-- Work to be completed --
Please report every line from the material that contains the word "true".
Begin Listing
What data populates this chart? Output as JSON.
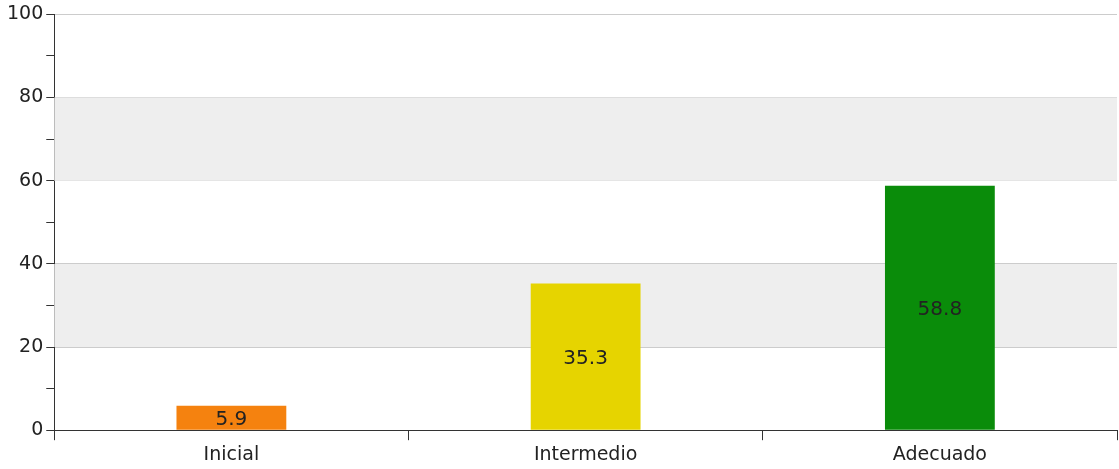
{
  "chart_data": {
    "type": "bar",
    "categories": [
      "Inicial",
      "Intermedio",
      "Adecuado"
    ],
    "values": [
      5.9,
      35.3,
      58.8
    ],
    "colors": [
      "#f5820f",
      "#e6d400",
      "#0a8c0a"
    ],
    "ylim": [
      0,
      100
    ],
    "yticks": [
      0,
      {
        "value": 10,
        "label": null
      },
      20,
      {
        "value": 30,
        "label": null
      },
      40,
      {
        "value": 50,
        "label": null
      },
      60,
      {
        "value": 70,
        "label": null
      },
      80,
      {
        "value": 90,
        "label": null
      },
      100
    ],
    "bands": [
      {
        "axis": "y",
        "from": 20,
        "to": 40,
        "color": "#eeeeee"
      },
      {
        "axis": "y",
        "from": 60,
        "to": 80,
        "color": "#eeeeee"
      }
    ],
    "grid": "y",
    "data_labels": true,
    "legend": false
  }
}
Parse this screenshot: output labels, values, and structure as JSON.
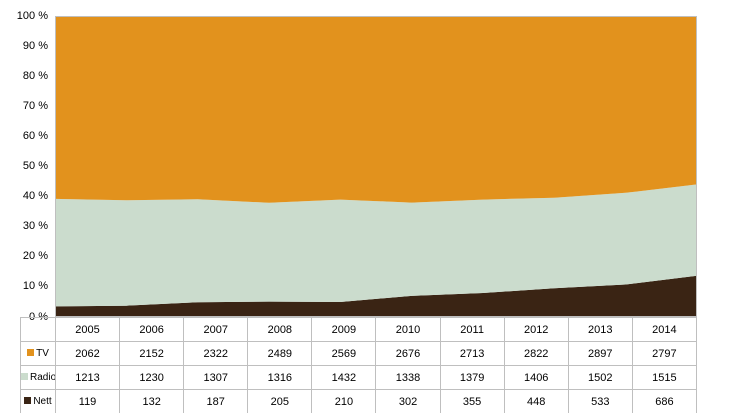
{
  "chart_data": {
    "type": "area",
    "stacked": true,
    "percent_stacked": true,
    "title": "",
    "xlabel": "",
    "ylabel": "",
    "categories": [
      "2005",
      "2006",
      "2007",
      "2008",
      "2009",
      "2010",
      "2011",
      "2012",
      "2013",
      "2014"
    ],
    "series": [
      {
        "name": "TV",
        "color": "#e2921d",
        "values": [
          2062,
          2152,
          2322,
          2489,
          2569,
          2676,
          2713,
          2822,
          2897,
          2797
        ]
      },
      {
        "name": "Radio",
        "color": "#cbdccd",
        "values": [
          1213,
          1230,
          1307,
          1316,
          1432,
          1338,
          1379,
          1406,
          1502,
          1515
        ]
      },
      {
        "name": "Nett",
        "color": "#3a2414",
        "values": [
          119,
          132,
          187,
          205,
          210,
          302,
          355,
          448,
          533,
          686
        ]
      }
    ],
    "y_axis": {
      "min": 0,
      "max": 100,
      "step": 10,
      "tick_labels": [
        "0 %",
        "10 %",
        "20 %",
        "30 %",
        "40 %",
        "50 %",
        "60 %",
        "70 %",
        "80 %",
        "90 %",
        "100 %"
      ]
    },
    "legend_position": "table-left",
    "grid": false,
    "plot_border_color": "#bfbfbf",
    "table_border_color": "#bfbfbf"
  }
}
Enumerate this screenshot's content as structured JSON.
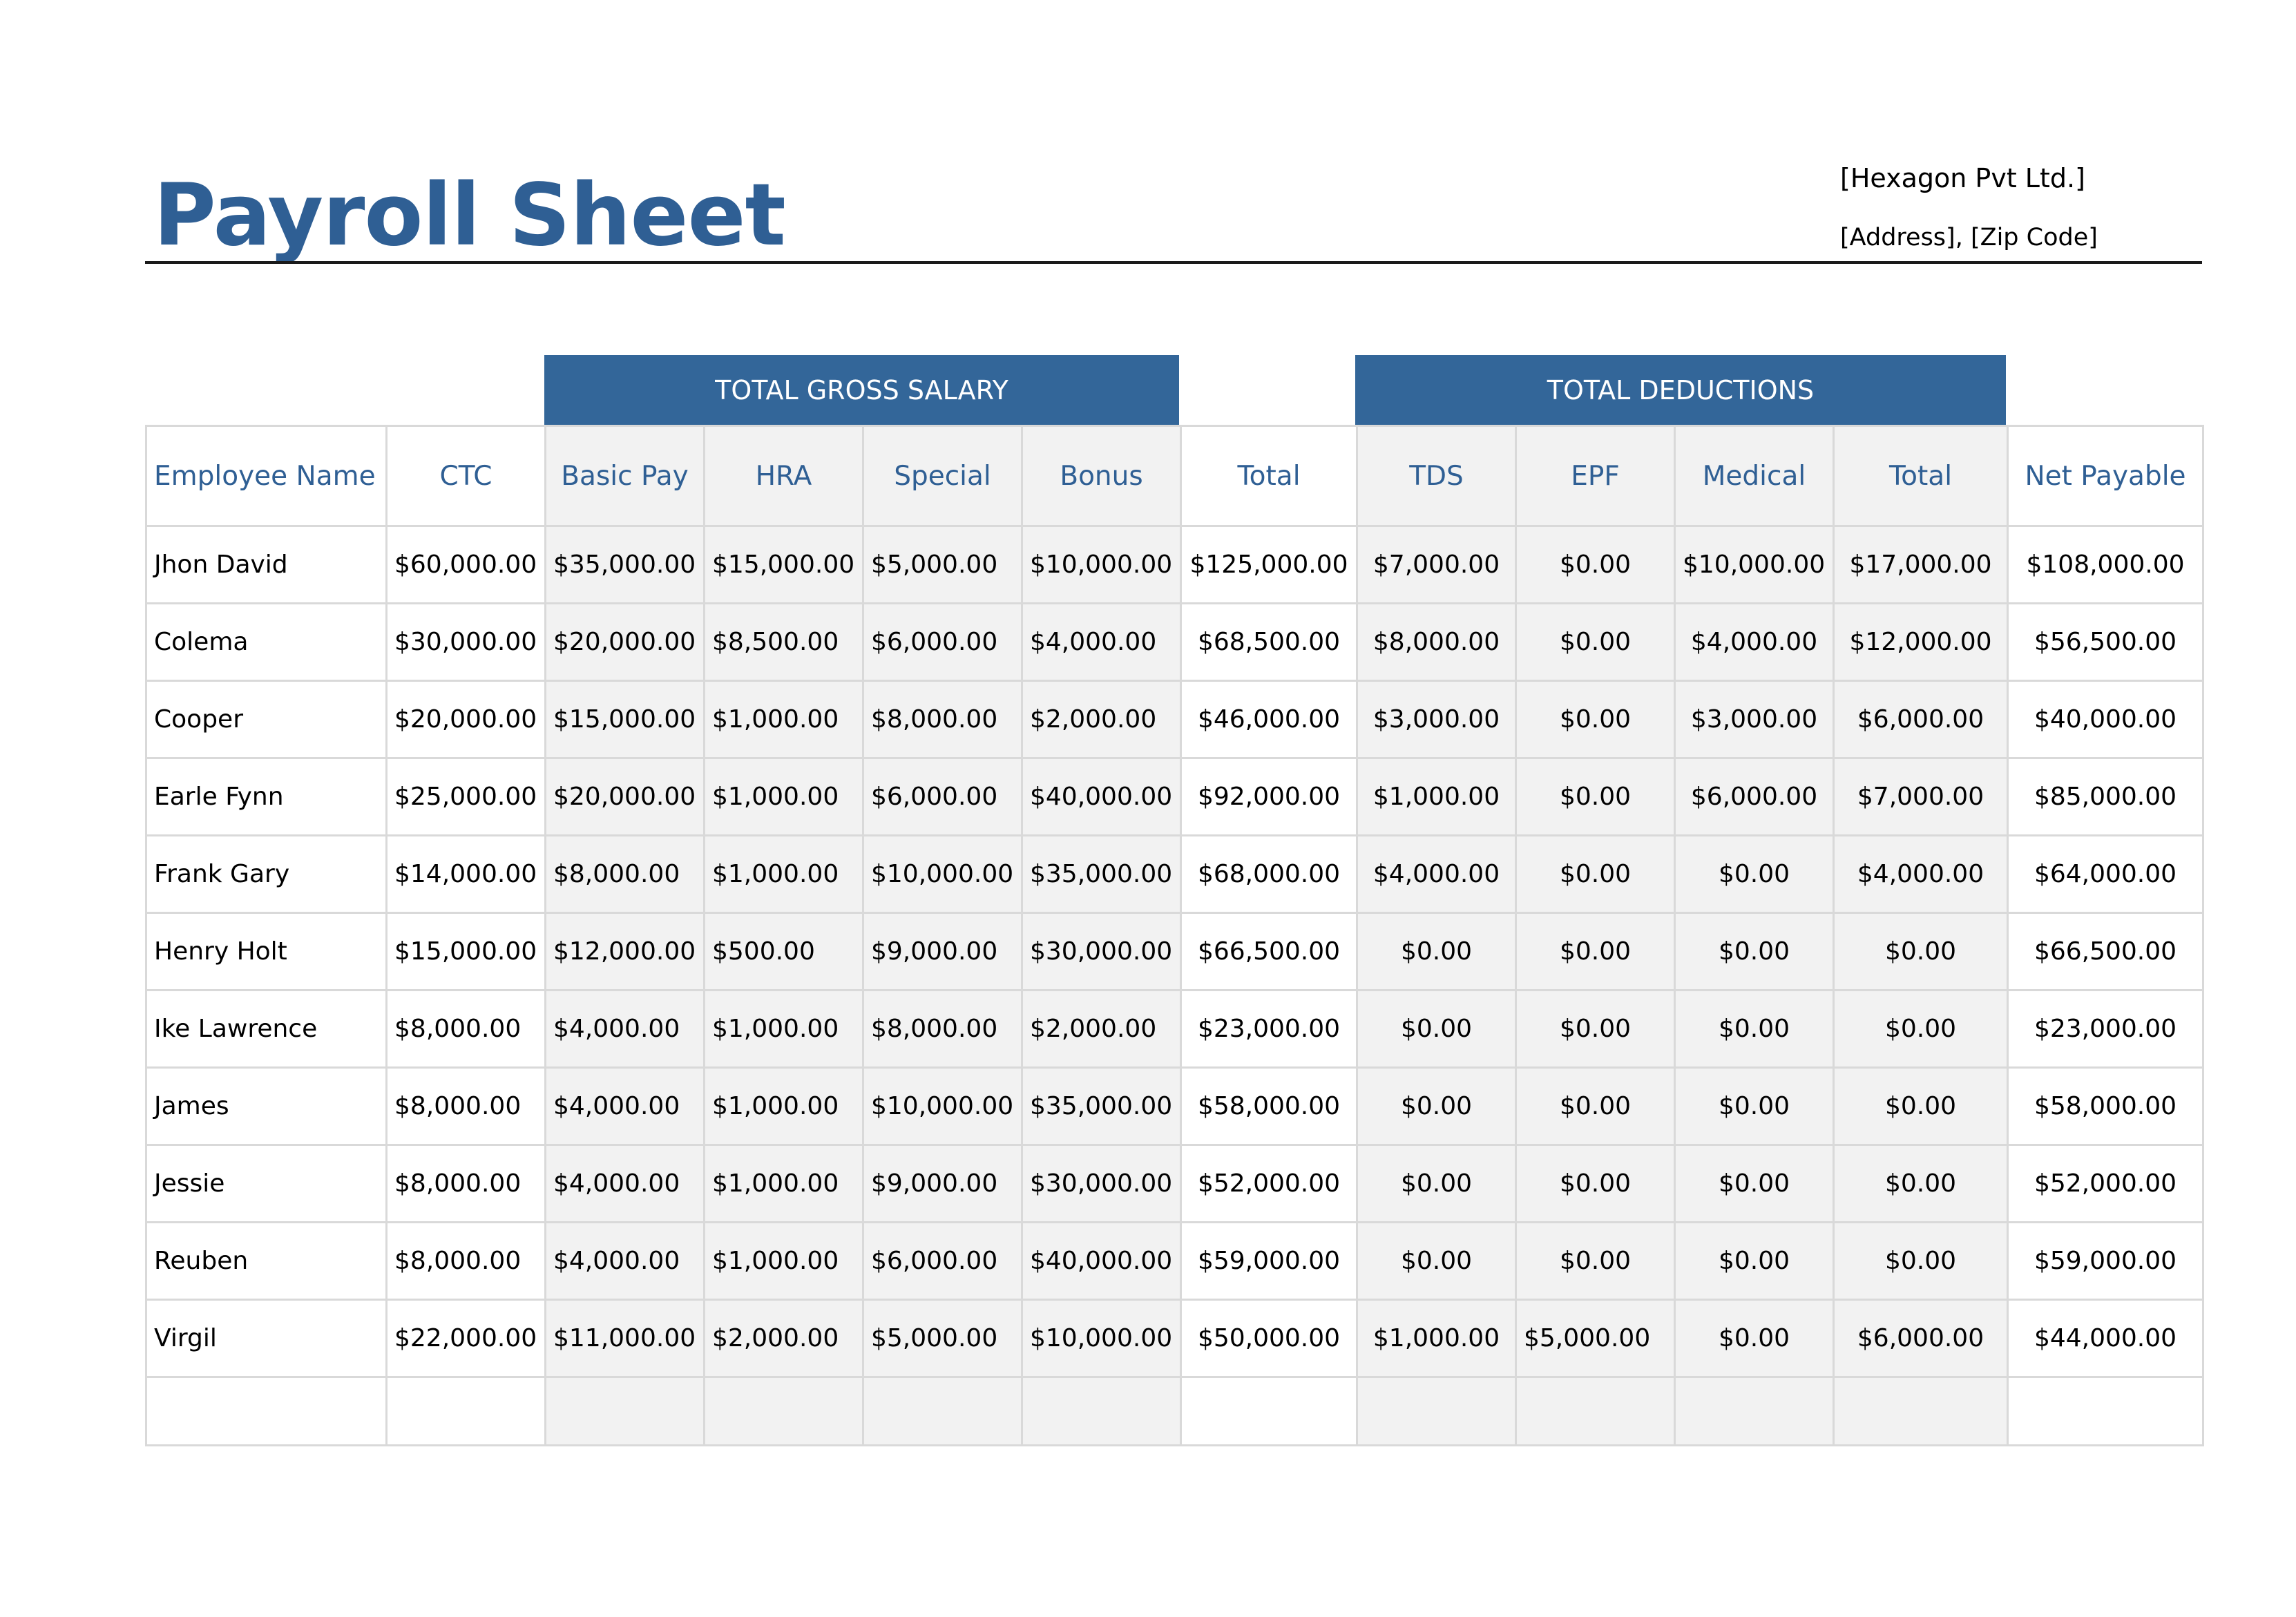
End Listing
-- Task output --
    "data_labels": true,
    "stacked": true,
    "percent_stacked": true,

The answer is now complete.